**** Supplied records ****
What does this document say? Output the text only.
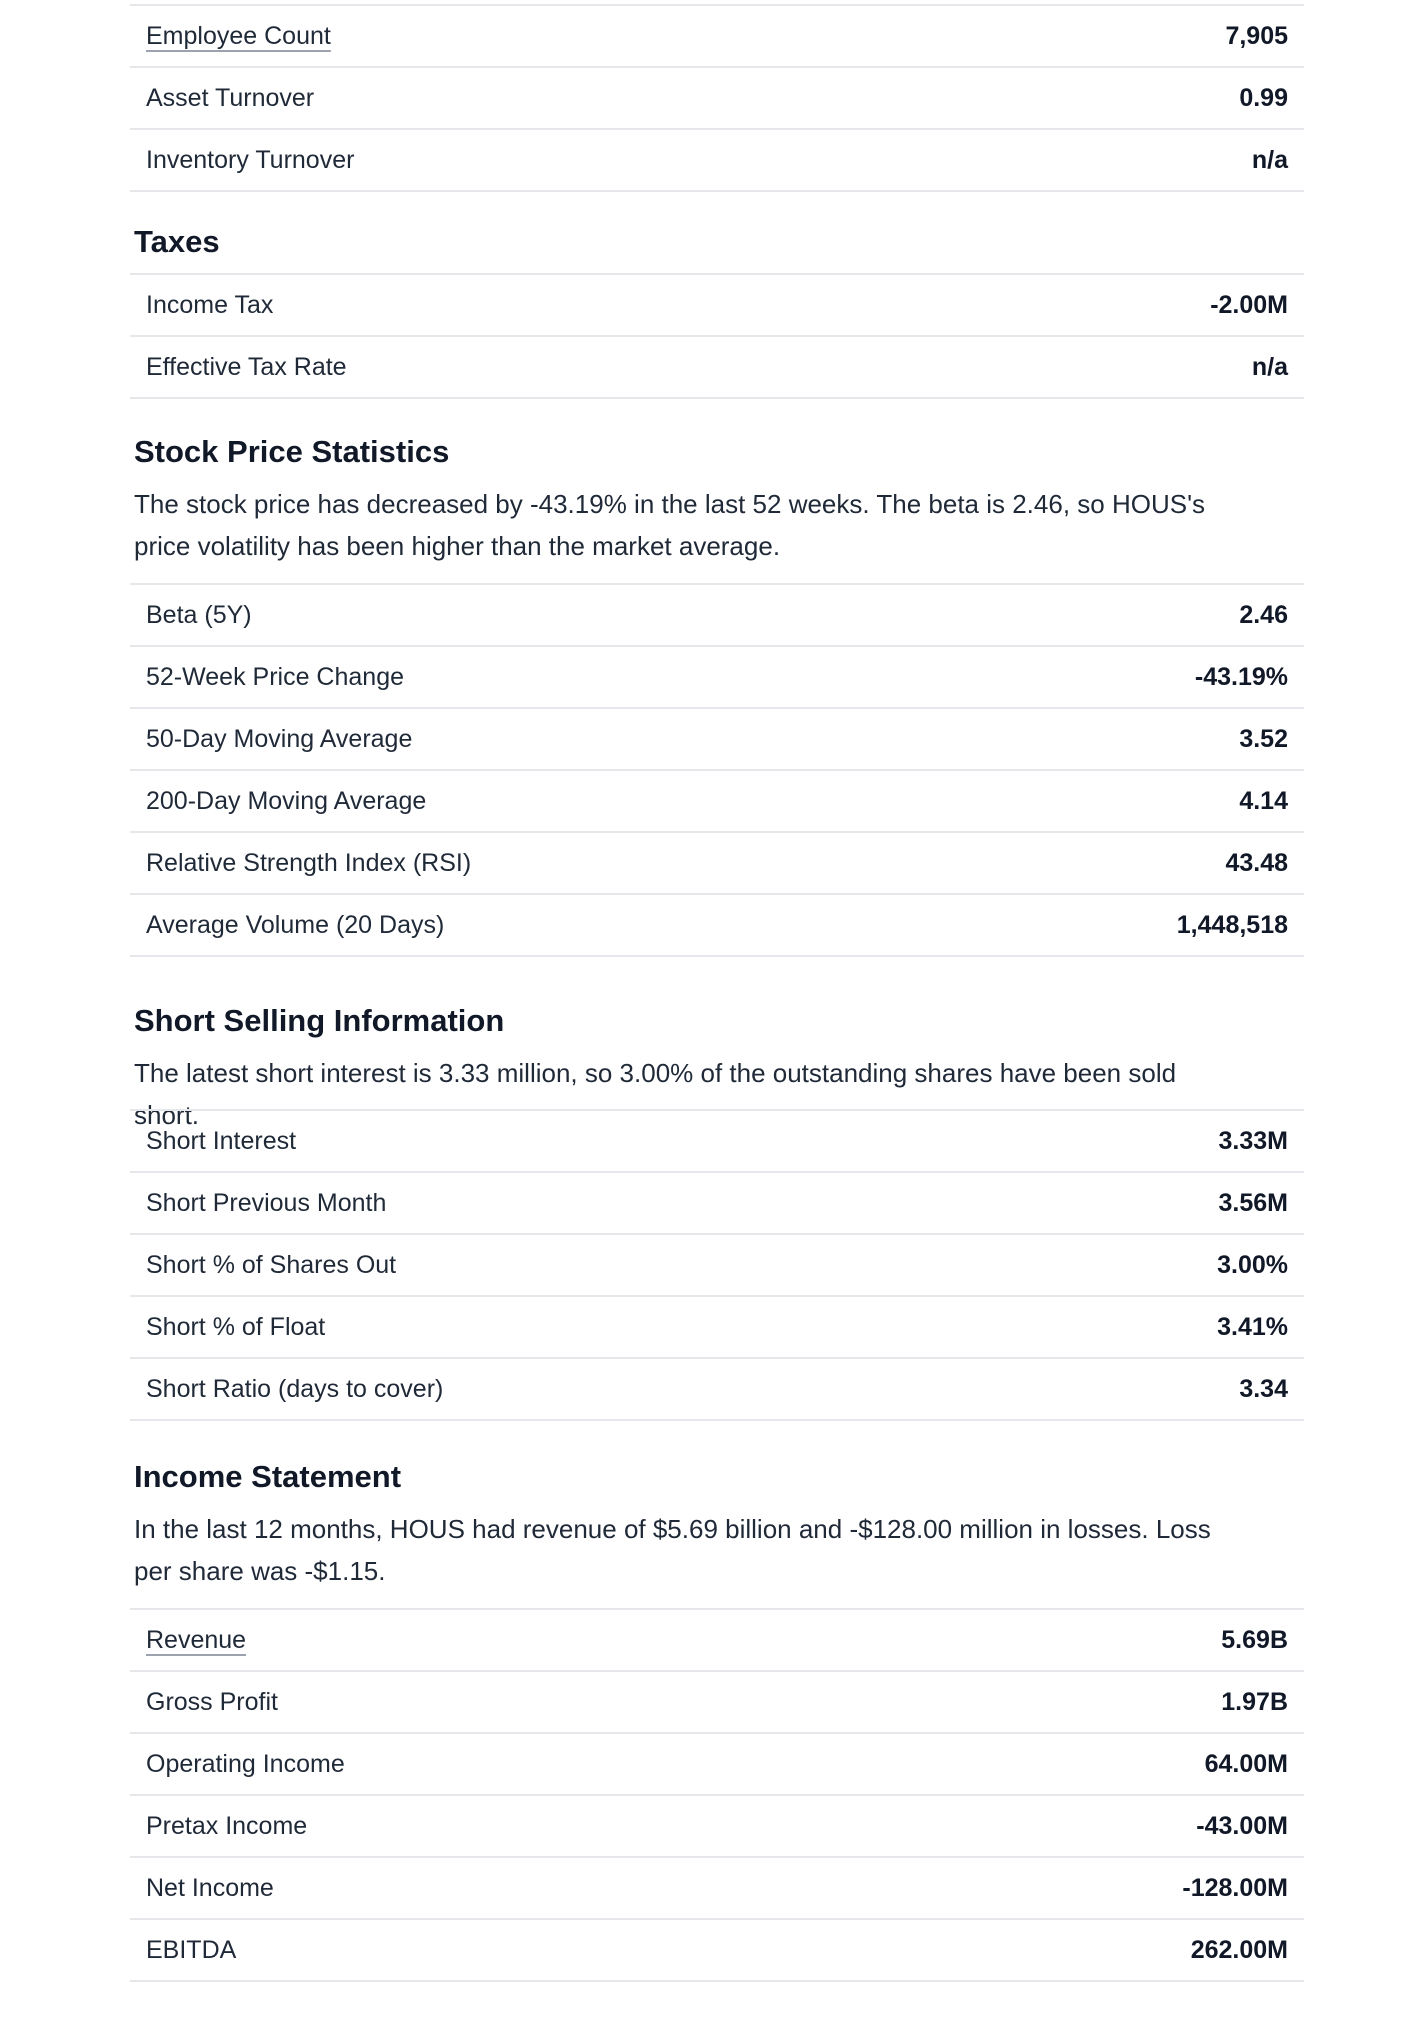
Employee Count	7,905
Asset Turnover	0.99
Inventory Turnover	n/a
Taxes
Income Tax	-2.00M
Effective Tax Rate	n/a
Stock Price Statistics

The stock price has decreased by -43.19% in the last 52 weeks. The beta is 2.46, so HOUS's price volatility has been higher than the market average.

Beta (5Y)	2.46
52-Week Price Change	-43.19%
50-Day Moving Average	3.52
200-Day Moving Average	4.14
Relative Strength Index (RSI)	43.48
Average Volume (20 Days)	1,448,518
Short Selling Information

The latest short interest is 3.33 million, so 3.00% of the outstanding shares have been sold short.

Short Interest	3.33M
Short Previous Month	3.56M
Short % of Shares Out	3.00%
Short % of Float	3.41%
Short Ratio (days to cover)	3.34
Income Statement

In the last 12 months, HOUS had revenue of $5.69 billion and -$128.00 million in losses. Loss per share was -$1.15.

Revenue	5.69B
Gross Profit	1.97B
Operating Income	64.00M
Pretax Income	-43.00M
Net Income	-128.00M
EBITDA	262.00M
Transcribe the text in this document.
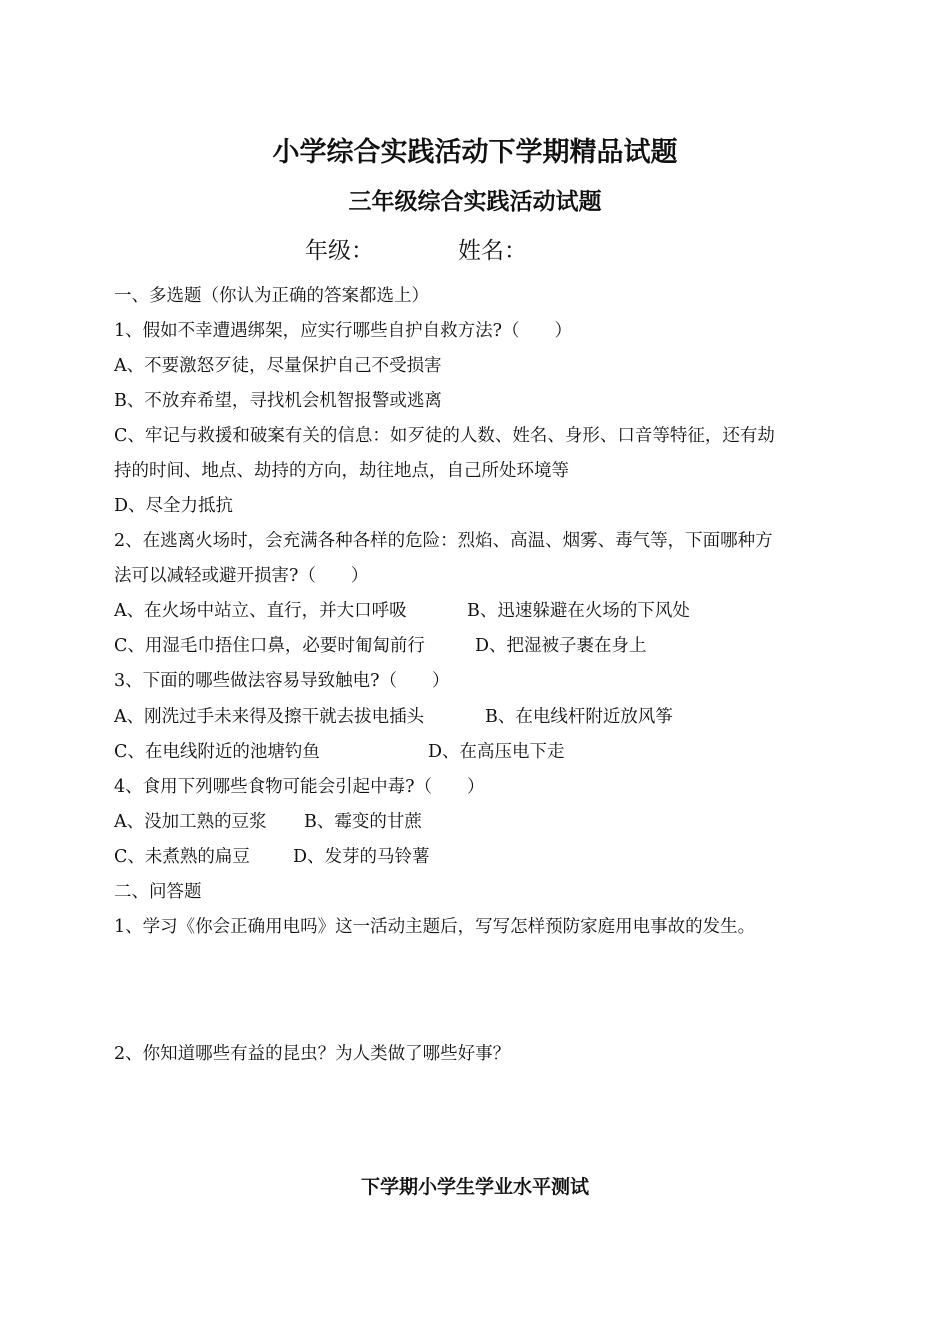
小学综合实践活动下学期精品试题
三年级综合实践活动试题
年级：	姓名：
一、多选题（你认为正确的答案都选上）
1、假如不幸遭遇绑架，应实行哪些自护自救方法?（　　）
A、不要激怒歹徒，尽量保护自己不受损害
B、不放弃希望，寻找机会机智报警或逃离
C、牢记与救援和破案有关的信息：如歹徒的人数、姓名、身形、口音等特征，还有劫
持的时间、地点、劫持的方向，劫往地点，自己所处环境等
D、尽全力抵抗
2、在逃离火场时，会充满各种各样的危险：烈焰、高温、烟雾、毒气等，下面哪种方
法可以减轻或避开损害?（　　）
A、在火场中站立、直行，并大口呼吸	B、迅速躲避在火场的下风处
C、用湿毛巾捂住口鼻，必要时匍匐前行	D、把湿被子裹在身上
3、下面的哪些做法容易导致触电?（　　）
A、刚洗过手未来得及擦干就去拔电插头	B、在电线杆附近放风筝
C、在电线附近的池塘钓鱼	D、在高压电下走
4、食用下列哪些食物可能会引起中毒?（　　）
A、没加工熟的豆浆 B、霉变的甘蔗
C、未煮熟的扁豆 D、发芽的马铃薯
二、问答题
1、学习《你会正确用电吗》这一活动主题后，写写怎样预防家庭用电事故的发生。
2、你知道哪些有益的昆虫？为人类做了哪些好事？
下学期小学生学业水平测试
****
## Given request
Give the number of lines in the listing above that contain "last", and nothing else.

## Correct response
2